### ページ本文:

⁂

オープンイヤー型イヤホンとARと体験のレイヤリング
どうも、エンジニアのgamiです。
ここ1年、Bluetooth接続型のイヤホンを色々と買って試しています。
元々は耳を塞ぐタイプのカナル型イヤホンを使っていました。その後、骨伝導イヤホンに興味を持ってイヤホンを買い替えたことがきっかけで、装着中にも外の音が聞こえる「オープンイヤー型イヤホン」の魅力に気付きました。
ある日ふと、耳を塞ぐタイプのイヤホンとオープンイヤー型イヤホンの違いは、VRとARの違いに近いなと思いました。今回はその直感を深堀りしつつ、映像や音声を体験するためのハードウェアとその体験設計についてゆるく考えます。
なぜオープンイヤー型イヤホンを買うのか?
オープンイヤー型イヤホンが欲しいと思った理由は、家でカナル型イヤホンを日常的に使うのが難しくなったからでした。

⁂

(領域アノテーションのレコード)

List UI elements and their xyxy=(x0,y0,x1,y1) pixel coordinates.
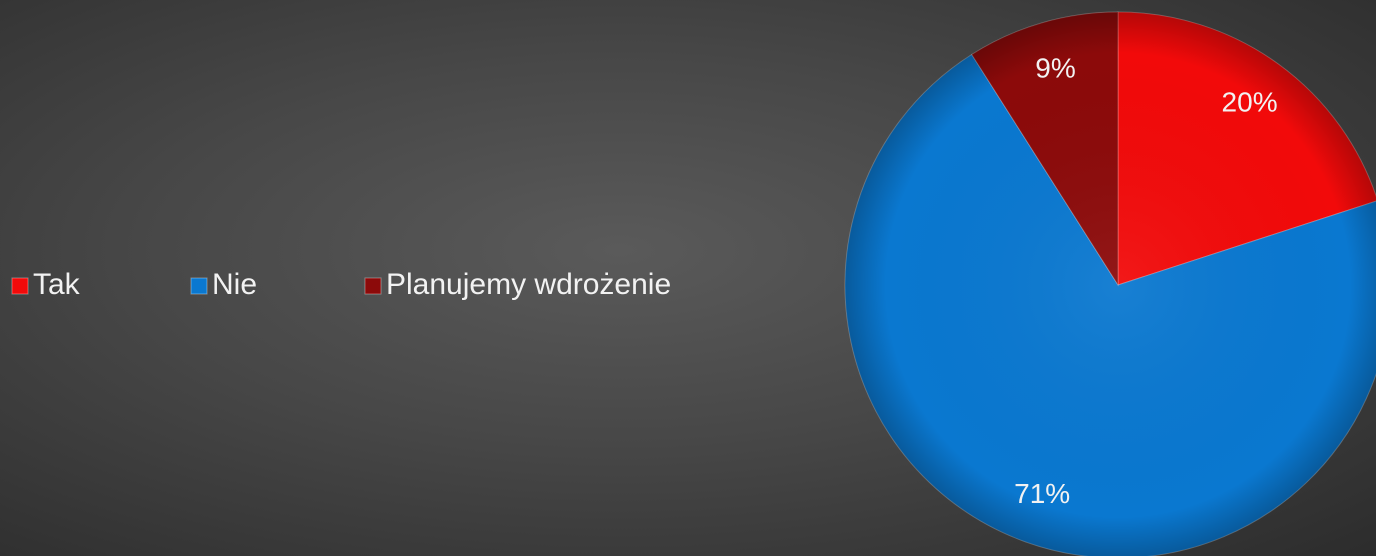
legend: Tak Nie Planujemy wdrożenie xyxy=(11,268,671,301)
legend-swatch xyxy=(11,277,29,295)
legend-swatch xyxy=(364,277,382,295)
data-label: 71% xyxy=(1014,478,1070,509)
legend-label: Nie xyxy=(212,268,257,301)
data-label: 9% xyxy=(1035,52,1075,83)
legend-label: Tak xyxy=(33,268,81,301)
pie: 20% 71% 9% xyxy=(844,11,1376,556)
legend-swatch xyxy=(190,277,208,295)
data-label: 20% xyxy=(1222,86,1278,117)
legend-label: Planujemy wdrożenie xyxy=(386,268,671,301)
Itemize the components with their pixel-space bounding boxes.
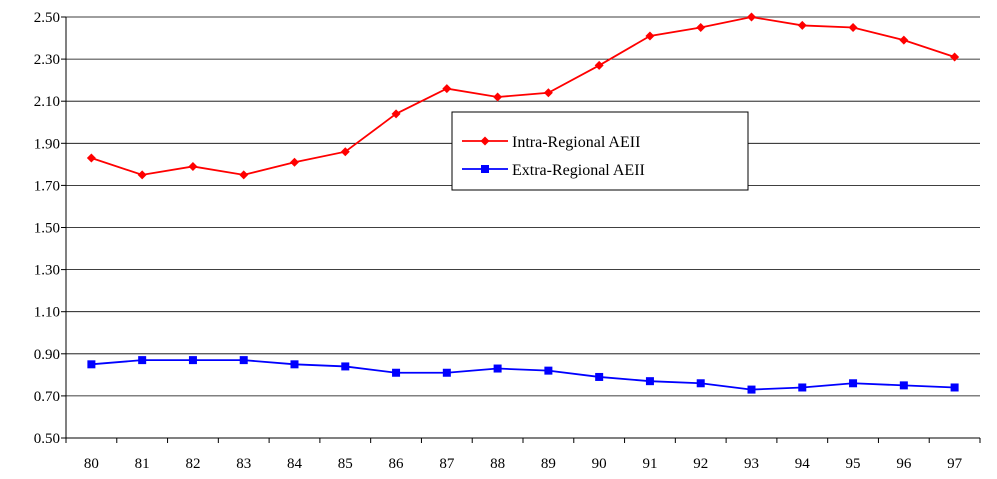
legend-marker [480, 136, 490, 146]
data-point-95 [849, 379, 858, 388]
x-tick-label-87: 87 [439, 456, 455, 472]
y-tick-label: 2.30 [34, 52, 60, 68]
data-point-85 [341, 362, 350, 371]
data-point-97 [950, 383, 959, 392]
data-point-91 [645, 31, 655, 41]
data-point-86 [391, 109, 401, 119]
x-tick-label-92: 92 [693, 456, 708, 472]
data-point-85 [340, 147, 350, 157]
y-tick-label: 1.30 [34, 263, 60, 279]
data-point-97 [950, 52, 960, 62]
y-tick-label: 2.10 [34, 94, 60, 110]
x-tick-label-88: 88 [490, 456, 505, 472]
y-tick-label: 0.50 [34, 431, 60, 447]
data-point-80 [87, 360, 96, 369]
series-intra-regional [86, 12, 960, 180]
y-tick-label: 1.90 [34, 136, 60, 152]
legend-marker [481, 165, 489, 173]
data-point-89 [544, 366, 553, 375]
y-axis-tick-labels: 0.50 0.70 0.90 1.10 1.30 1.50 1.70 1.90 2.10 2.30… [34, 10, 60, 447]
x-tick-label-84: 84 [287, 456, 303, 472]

⁂

### 課題:
ページ本文で「〜型」という言い方で呼ばれているイヤホンの種類を、重複なくすべて挙げてください。

### 解答:
- オープンイヤー型イヤホン
- Bluetooth接続型のイヤホン
- カナル型イヤホン